** START **

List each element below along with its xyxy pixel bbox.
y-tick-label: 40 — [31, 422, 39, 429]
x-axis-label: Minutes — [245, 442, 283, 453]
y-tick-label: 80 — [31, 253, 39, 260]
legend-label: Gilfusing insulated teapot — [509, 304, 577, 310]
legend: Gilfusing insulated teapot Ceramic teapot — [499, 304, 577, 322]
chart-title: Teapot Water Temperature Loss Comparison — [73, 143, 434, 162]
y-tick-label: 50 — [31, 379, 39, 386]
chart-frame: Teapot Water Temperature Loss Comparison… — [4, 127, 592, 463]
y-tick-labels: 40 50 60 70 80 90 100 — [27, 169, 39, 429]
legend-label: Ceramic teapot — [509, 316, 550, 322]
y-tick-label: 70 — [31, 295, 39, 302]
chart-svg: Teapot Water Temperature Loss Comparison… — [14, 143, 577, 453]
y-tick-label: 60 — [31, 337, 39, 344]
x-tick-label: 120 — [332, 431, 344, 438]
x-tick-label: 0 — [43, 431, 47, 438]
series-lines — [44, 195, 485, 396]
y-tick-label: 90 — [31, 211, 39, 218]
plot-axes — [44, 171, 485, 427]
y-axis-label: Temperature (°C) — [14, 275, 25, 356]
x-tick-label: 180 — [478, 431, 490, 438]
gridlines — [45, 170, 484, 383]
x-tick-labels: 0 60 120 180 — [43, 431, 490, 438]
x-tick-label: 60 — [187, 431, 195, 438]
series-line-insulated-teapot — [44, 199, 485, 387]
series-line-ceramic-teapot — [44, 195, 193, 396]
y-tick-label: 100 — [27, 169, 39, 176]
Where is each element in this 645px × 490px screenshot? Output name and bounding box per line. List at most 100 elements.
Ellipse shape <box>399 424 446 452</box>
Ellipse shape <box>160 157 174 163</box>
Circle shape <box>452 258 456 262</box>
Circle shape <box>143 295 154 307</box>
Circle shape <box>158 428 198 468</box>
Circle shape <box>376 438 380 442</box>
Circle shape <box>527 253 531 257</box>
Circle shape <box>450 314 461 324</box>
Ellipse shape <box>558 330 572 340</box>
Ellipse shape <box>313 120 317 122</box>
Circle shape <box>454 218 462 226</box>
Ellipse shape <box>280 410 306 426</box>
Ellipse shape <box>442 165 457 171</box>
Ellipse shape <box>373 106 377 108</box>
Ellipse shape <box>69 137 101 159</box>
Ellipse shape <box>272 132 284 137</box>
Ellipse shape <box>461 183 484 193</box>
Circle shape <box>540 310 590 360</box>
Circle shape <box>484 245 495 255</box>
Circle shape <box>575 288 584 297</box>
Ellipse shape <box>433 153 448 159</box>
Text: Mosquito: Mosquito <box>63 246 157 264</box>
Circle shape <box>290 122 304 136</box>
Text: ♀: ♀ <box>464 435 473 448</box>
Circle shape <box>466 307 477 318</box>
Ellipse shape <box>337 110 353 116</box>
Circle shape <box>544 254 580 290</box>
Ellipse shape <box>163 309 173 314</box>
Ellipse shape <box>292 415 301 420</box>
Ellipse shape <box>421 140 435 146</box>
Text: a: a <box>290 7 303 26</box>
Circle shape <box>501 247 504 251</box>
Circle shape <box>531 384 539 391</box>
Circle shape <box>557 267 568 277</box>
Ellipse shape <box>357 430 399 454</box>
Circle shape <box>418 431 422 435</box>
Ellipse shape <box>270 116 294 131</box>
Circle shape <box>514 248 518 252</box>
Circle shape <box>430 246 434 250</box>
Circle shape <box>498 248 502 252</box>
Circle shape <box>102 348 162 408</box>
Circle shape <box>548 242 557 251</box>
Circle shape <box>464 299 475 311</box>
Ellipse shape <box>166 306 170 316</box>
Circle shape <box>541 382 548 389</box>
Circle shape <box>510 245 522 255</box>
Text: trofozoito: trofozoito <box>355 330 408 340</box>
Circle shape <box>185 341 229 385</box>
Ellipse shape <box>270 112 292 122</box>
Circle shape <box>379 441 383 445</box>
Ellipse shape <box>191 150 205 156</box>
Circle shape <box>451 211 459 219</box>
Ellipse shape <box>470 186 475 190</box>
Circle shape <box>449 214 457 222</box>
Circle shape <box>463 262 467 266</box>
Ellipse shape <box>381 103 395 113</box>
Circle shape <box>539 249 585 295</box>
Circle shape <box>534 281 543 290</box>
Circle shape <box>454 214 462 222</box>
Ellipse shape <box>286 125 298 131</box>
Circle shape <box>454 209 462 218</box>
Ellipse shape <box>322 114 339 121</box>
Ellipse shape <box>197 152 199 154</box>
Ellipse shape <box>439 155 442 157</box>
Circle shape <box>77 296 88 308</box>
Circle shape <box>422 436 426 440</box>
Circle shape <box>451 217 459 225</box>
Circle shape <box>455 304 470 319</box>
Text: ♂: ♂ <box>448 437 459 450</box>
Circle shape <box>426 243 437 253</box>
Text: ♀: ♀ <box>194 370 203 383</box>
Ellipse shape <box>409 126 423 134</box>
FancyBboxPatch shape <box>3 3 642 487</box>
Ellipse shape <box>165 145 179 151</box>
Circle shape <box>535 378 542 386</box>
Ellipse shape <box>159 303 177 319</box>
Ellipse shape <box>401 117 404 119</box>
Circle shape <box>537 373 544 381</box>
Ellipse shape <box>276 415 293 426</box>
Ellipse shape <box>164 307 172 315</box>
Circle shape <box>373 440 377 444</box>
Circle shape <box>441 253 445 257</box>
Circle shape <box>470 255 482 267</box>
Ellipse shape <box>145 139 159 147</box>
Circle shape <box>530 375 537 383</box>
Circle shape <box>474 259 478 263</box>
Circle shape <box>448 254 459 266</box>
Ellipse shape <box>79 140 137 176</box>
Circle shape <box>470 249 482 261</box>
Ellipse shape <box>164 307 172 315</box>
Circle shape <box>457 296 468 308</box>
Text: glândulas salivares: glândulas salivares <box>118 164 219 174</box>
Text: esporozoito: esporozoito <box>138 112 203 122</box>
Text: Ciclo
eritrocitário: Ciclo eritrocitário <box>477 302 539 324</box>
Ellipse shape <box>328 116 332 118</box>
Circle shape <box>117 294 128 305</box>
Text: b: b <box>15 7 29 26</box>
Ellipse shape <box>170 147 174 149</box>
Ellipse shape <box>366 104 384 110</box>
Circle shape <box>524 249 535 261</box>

** END **

*The task:* Please write out every line of the records above without changing a single character.

*Response to the exercise:*
List each element below along with its xyxy pixel bbox.
y-tick-label: 40 — [31, 422, 39, 429]
x-axis-label: Minutes — [245, 442, 283, 453]
y-tick-label: 80 — [31, 253, 39, 260]
legend-label: Gilfusing insulated teapot — [509, 304, 577, 310]
legend: Gilfusing insulated teapot Ceramic teapot — [499, 304, 577, 322]
chart-title: Teapot Water Temperature Loss Comparison — [73, 143, 434, 162]
y-tick-label: 50 — [31, 379, 39, 386]
chart-frame: Teapot Water Temperature Loss Comparison… — [4, 127, 592, 463]
y-tick-labels: 40 50 60 70 80 90 100 — [27, 169, 39, 429]
legend-label: Ceramic teapot — [509, 316, 550, 322]
y-tick-label: 70 — [31, 295, 39, 302]
chart-svg: Teapot Water Temperature Loss Comparison… — [14, 143, 577, 453]
y-tick-label: 60 — [31, 337, 39, 344]
x-tick-label: 120 — [332, 431, 344, 438]
x-tick-label: 0 — [43, 431, 47, 438]
series-lines — [44, 195, 485, 396]
y-tick-label: 90 — [31, 211, 39, 218]
plot-axes — [44, 171, 485, 427]
y-axis-label: Temperature (°C) — [14, 275, 25, 356]
x-tick-label: 180 — [478, 431, 490, 438]
gridlines — [45, 170, 484, 383]
x-tick-labels: 0 60 120 180 — [43, 431, 490, 438]
x-tick-label: 60 — [187, 431, 195, 438]
series-line-insulated-teapot — [44, 199, 485, 387]
series-line-ceramic-teapot — [44, 195, 193, 396]
y-tick-label: 100 — [27, 169, 39, 176]
Where is each element in this 645px × 490px screenshot? Output name and bounding box per line. List at most 100 elements.
Ellipse shape <box>399 424 446 452</box>
Ellipse shape <box>160 157 174 163</box>
Circle shape <box>452 258 456 262</box>
Circle shape <box>143 295 154 307</box>
Circle shape <box>158 428 198 468</box>
Circle shape <box>376 438 380 442</box>
Circle shape <box>527 253 531 257</box>
Circle shape <box>450 314 461 324</box>
Ellipse shape <box>558 330 572 340</box>
Ellipse shape <box>313 120 317 122</box>
Circle shape <box>454 218 462 226</box>
Ellipse shape <box>280 410 306 426</box>
Ellipse shape <box>442 165 457 171</box>
Ellipse shape <box>373 106 377 108</box>
Ellipse shape <box>69 137 101 159</box>
Ellipse shape <box>272 132 284 137</box>
Ellipse shape <box>461 183 484 193</box>
Circle shape <box>540 310 590 360</box>
Circle shape <box>484 245 495 255</box>
Circle shape <box>575 288 584 297</box>
Ellipse shape <box>433 153 448 159</box>
Text: Mosquito: Mosquito <box>63 246 157 264</box>
Circle shape <box>290 122 304 136</box>
Text: ♀: ♀ <box>464 435 473 448</box>
Circle shape <box>466 307 477 318</box>
Ellipse shape <box>337 110 353 116</box>
Circle shape <box>544 254 580 290</box>
Ellipse shape <box>163 309 173 314</box>
Ellipse shape <box>292 415 301 420</box>
Ellipse shape <box>421 140 435 146</box>
Text: a: a <box>290 7 303 26</box>
Circle shape <box>501 247 504 251</box>
Circle shape <box>531 384 539 391</box>
Circle shape <box>557 267 568 277</box>
Ellipse shape <box>357 430 399 454</box>
Circle shape <box>418 431 422 435</box>
Ellipse shape <box>270 116 294 131</box>
Circle shape <box>514 248 518 252</box>
Circle shape <box>430 246 434 250</box>
Circle shape <box>498 248 502 252</box>
Circle shape <box>102 348 162 408</box>
Circle shape <box>548 242 557 251</box>
Circle shape <box>464 299 475 311</box>
Ellipse shape <box>166 306 170 316</box>
Circle shape <box>541 382 548 389</box>
Circle shape <box>510 245 522 255</box>
Text: trofozoito: trofozoito <box>355 330 408 340</box>
Circle shape <box>185 341 229 385</box>
Ellipse shape <box>270 112 292 122</box>
Circle shape <box>379 441 383 445</box>
Ellipse shape <box>191 150 205 156</box>
Circle shape <box>451 211 459 219</box>
Ellipse shape <box>470 186 475 190</box>
Circle shape <box>449 214 457 222</box>
Circle shape <box>463 262 467 266</box>
Ellipse shape <box>381 103 395 113</box>
Circle shape <box>539 249 585 295</box>
Circle shape <box>534 281 543 290</box>
Circle shape <box>454 214 462 222</box>
Ellipse shape <box>286 125 298 131</box>
Circle shape <box>454 209 462 218</box>
Ellipse shape <box>322 114 339 121</box>
Ellipse shape <box>197 152 199 154</box>
Ellipse shape <box>439 155 442 157</box>
Circle shape <box>77 296 88 308</box>
Circle shape <box>422 436 426 440</box>
Circle shape <box>451 217 459 225</box>
Circle shape <box>455 304 470 319</box>
Text: ♂: ♂ <box>448 437 459 450</box>
Circle shape <box>426 243 437 253</box>
Text: ♀: ♀ <box>194 370 203 383</box>
Ellipse shape <box>409 126 423 134</box>
FancyBboxPatch shape <box>3 3 642 487</box>
Ellipse shape <box>165 145 179 151</box>
Circle shape <box>535 378 542 386</box>
Ellipse shape <box>159 303 177 319</box>
Ellipse shape <box>401 117 404 119</box>
Circle shape <box>537 373 544 381</box>
Ellipse shape <box>276 415 293 426</box>
Ellipse shape <box>164 307 172 315</box>
Circle shape <box>373 440 377 444</box>
Circle shape <box>441 253 445 257</box>
Circle shape <box>470 255 482 267</box>
Ellipse shape <box>145 139 159 147</box>
Circle shape <box>530 375 537 383</box>
Circle shape <box>474 259 478 263</box>
Circle shape <box>448 254 459 266</box>
Ellipse shape <box>79 140 137 176</box>
Circle shape <box>470 249 482 261</box>
Ellipse shape <box>164 307 172 315</box>
Circle shape <box>457 296 468 308</box>
Text: glândulas salivares: glândulas salivares <box>118 164 219 174</box>
Text: esporozoito: esporozoito <box>138 112 203 122</box>
Text: Ciclo
eritrocitário: Ciclo eritrocitário <box>477 302 539 324</box>
Ellipse shape <box>328 116 332 118</box>
Circle shape <box>117 294 128 305</box>
Text: b: b <box>15 7 29 26</box>
Ellipse shape <box>170 147 174 149</box>
Ellipse shape <box>366 104 384 110</box>
Circle shape <box>524 249 535 261</box>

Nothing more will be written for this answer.